_DATA PROVIDED_
>>

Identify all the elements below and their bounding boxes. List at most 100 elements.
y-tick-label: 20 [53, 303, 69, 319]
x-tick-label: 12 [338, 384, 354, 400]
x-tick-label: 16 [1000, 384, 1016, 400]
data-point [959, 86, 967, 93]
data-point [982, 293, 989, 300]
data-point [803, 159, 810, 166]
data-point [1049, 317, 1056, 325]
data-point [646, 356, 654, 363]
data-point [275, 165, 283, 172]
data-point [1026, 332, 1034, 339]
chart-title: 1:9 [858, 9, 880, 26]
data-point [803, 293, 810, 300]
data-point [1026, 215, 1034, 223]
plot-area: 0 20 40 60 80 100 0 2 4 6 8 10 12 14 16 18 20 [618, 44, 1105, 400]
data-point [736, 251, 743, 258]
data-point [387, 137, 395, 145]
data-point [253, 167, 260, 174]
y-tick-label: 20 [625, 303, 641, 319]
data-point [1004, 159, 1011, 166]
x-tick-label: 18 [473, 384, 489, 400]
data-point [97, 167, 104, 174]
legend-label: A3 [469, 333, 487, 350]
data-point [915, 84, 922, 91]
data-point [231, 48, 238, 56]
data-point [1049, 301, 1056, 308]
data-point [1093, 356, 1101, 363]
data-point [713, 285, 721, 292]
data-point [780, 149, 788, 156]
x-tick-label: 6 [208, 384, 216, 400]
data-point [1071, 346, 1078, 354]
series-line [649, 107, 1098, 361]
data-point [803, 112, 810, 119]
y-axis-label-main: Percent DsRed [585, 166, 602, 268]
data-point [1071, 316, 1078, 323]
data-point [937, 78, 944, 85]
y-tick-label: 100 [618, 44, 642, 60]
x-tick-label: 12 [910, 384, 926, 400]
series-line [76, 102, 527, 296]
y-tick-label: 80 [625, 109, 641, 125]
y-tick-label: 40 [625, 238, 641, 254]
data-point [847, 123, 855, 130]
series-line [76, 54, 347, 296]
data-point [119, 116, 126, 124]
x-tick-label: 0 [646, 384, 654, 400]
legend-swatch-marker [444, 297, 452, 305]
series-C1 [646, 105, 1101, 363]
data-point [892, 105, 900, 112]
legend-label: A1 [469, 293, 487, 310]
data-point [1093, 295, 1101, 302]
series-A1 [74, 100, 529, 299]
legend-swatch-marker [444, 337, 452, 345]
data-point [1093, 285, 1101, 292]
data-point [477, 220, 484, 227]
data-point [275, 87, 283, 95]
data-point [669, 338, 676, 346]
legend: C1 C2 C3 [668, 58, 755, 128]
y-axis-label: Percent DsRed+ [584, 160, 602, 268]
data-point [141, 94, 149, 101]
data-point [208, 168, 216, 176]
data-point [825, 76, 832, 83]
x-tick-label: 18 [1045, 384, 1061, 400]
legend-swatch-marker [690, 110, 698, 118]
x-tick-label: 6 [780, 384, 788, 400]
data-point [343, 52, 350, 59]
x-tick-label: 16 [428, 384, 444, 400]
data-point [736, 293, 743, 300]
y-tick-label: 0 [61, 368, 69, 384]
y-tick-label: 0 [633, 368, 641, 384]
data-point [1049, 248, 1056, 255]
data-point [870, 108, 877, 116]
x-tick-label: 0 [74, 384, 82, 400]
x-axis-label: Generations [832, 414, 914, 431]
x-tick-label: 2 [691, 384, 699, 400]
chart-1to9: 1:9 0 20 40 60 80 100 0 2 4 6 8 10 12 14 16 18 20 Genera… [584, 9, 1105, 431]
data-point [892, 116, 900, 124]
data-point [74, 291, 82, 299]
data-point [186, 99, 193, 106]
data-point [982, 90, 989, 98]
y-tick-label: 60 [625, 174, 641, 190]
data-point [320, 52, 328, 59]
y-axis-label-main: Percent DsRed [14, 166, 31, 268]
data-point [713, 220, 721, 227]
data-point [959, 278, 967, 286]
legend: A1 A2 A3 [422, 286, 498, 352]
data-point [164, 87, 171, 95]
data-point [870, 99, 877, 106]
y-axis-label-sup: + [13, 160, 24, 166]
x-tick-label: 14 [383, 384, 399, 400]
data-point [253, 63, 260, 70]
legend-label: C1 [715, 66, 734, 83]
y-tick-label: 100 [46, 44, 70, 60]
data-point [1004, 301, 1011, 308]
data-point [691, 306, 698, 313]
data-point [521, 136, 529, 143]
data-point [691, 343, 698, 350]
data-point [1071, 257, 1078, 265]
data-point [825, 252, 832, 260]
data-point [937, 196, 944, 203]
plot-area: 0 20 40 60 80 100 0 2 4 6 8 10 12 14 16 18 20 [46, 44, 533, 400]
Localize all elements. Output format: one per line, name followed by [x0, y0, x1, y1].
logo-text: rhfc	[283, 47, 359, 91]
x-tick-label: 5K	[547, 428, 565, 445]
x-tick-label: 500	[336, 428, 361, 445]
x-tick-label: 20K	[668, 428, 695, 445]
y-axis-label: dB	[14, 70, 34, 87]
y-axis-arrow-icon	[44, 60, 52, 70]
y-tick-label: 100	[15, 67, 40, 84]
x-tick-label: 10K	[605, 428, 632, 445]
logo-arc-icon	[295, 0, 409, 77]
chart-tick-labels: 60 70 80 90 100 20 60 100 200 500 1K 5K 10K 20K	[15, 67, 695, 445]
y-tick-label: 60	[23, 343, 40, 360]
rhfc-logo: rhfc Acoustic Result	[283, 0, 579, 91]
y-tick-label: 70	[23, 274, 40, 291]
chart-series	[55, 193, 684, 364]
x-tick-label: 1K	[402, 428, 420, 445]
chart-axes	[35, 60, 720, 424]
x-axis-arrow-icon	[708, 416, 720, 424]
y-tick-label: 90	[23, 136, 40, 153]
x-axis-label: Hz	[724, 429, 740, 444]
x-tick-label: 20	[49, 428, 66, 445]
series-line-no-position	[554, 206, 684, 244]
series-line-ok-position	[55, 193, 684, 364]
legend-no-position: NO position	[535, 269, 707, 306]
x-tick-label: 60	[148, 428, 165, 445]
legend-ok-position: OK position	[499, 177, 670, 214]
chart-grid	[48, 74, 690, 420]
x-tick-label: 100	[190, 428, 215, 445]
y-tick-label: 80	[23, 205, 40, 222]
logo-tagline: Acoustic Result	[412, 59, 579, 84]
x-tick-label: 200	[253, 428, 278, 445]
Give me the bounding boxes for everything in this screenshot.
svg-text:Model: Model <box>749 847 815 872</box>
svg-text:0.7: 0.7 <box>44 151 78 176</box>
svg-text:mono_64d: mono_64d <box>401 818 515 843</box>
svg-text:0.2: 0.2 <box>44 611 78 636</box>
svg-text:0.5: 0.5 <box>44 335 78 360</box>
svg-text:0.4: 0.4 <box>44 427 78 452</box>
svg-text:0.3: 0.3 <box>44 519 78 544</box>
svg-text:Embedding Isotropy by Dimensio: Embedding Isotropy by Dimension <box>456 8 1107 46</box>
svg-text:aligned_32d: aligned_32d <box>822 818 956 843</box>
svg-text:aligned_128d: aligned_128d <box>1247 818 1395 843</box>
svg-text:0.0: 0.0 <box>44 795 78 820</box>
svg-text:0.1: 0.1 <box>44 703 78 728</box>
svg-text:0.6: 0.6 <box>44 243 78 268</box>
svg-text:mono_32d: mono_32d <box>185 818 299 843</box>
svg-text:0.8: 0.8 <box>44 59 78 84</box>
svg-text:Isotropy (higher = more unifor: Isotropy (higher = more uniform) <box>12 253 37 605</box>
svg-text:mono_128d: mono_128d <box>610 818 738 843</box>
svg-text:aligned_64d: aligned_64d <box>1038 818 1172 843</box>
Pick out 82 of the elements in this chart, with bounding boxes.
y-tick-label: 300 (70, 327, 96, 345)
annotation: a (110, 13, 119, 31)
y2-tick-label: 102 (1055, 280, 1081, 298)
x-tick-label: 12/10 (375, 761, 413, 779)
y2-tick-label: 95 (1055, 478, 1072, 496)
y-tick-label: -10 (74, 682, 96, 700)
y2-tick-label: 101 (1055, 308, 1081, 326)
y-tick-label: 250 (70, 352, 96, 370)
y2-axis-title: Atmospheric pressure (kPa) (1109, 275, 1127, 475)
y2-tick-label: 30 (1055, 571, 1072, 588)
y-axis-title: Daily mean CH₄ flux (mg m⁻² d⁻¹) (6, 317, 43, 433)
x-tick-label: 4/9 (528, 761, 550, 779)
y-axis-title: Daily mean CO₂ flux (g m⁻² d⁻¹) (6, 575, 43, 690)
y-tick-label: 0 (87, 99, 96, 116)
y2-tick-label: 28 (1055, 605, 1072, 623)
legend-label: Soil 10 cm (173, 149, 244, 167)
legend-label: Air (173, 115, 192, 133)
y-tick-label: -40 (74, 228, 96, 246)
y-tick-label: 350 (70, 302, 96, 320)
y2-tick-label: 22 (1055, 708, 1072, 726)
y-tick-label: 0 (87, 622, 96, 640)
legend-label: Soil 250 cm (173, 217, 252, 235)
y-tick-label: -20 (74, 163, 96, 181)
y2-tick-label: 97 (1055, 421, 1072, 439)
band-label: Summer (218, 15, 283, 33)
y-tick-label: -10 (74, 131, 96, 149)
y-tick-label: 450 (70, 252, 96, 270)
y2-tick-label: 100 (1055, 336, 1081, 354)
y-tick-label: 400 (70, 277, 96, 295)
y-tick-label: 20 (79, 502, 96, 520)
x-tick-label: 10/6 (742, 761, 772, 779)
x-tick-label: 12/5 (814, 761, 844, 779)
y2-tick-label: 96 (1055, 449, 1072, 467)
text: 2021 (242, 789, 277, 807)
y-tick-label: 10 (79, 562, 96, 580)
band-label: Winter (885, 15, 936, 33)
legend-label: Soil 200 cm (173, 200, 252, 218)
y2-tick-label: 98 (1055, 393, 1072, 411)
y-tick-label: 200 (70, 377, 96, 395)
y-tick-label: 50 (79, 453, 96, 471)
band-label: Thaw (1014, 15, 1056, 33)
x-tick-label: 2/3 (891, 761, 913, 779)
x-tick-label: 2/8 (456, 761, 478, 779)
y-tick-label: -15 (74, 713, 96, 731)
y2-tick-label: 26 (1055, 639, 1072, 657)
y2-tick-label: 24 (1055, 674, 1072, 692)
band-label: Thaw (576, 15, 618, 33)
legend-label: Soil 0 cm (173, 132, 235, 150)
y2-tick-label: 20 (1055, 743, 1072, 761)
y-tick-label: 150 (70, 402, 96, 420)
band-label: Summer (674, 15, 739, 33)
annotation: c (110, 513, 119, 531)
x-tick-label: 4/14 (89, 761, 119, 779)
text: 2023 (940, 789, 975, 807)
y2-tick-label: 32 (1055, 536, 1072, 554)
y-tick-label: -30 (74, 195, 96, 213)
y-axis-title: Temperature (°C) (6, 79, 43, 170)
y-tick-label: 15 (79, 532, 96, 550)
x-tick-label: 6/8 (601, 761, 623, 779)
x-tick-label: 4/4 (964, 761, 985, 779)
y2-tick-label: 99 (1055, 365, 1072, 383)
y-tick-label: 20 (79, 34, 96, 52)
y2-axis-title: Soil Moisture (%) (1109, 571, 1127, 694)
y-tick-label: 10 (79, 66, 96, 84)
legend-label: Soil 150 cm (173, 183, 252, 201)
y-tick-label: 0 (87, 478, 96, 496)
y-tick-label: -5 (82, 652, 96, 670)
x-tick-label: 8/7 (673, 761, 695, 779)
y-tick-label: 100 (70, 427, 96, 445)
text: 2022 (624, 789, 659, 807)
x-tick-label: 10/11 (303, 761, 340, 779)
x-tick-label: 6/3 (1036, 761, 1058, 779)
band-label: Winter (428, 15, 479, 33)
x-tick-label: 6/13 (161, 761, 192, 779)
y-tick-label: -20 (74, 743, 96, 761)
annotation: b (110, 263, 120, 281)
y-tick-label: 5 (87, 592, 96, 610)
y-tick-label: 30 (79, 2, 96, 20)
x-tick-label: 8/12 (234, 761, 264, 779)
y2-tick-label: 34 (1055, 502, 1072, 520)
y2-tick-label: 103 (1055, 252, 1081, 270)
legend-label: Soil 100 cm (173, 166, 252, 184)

<<

Copy the records from the first line through the line with "data-point [1004, 159, 1011, 166]", substituting "point" for each "data-point" and leaving everything else unchanged.

_CORRECT RESULT_
Identify all the elements below and their bounding boxes. List at most 100 elements.
y-tick-label: 20 [53, 303, 69, 319]
x-tick-label: 12 [338, 384, 354, 400]
x-tick-label: 16 [1000, 384, 1016, 400]
point [959, 86, 967, 93]
point [982, 293, 989, 300]
point [803, 159, 810, 166]
point [1049, 317, 1056, 325]
point [646, 356, 654, 363]
point [275, 165, 283, 172]
point [1026, 332, 1034, 339]
chart-title: 1:9 [858, 9, 880, 26]
point [803, 293, 810, 300]
point [1026, 215, 1034, 223]
plot-area: 0 20 40 60 80 100 0 2 4 6 8 10 12 14 16 18 20 [618, 44, 1105, 400]
point [736, 251, 743, 258]
point [387, 137, 395, 145]
point [253, 167, 260, 174]
y-tick-label: 20 [625, 303, 641, 319]
point [1004, 159, 1011, 166]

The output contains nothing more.